## Begin Stored records

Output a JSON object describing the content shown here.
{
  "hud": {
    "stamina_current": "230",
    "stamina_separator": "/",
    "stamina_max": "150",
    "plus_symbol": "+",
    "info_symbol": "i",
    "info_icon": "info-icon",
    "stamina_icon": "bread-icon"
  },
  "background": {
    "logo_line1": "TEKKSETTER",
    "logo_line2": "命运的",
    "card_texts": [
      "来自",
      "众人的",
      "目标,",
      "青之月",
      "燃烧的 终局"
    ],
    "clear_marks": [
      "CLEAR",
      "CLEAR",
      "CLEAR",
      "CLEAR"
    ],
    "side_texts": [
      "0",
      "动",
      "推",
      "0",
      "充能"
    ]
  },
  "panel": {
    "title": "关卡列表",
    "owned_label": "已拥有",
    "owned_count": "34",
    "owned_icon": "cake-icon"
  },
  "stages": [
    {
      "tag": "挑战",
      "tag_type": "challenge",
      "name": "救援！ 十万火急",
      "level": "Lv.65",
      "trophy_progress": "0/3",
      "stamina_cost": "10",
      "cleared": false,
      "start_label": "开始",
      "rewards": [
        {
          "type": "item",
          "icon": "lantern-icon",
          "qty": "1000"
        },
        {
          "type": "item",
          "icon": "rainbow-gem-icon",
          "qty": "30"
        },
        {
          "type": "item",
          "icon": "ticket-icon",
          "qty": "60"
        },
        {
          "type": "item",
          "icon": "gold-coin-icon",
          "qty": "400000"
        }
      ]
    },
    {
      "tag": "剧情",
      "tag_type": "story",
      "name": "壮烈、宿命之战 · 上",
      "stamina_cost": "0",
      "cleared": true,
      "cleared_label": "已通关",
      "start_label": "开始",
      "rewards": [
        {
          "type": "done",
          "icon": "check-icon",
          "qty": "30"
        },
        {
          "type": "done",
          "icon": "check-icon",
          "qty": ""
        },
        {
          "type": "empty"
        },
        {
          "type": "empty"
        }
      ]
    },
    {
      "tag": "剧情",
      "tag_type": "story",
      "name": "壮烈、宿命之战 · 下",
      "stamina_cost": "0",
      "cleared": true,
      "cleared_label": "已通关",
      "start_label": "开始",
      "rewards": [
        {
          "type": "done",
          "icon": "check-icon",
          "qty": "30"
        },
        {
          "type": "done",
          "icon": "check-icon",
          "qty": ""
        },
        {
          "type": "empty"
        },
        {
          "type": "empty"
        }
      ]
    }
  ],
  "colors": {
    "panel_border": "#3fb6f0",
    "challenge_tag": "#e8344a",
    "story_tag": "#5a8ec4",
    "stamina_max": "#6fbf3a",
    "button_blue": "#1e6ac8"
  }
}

## End Stored records

Task directions :: Wherever the word "name" occurs in a line of the listing, copy that line.

Response for this exercise ::
      "name": "救援！ 十万火急",
      "name": "壮烈、宿命之战 · 上",
      "name": "壮烈、宿命之战 · 下",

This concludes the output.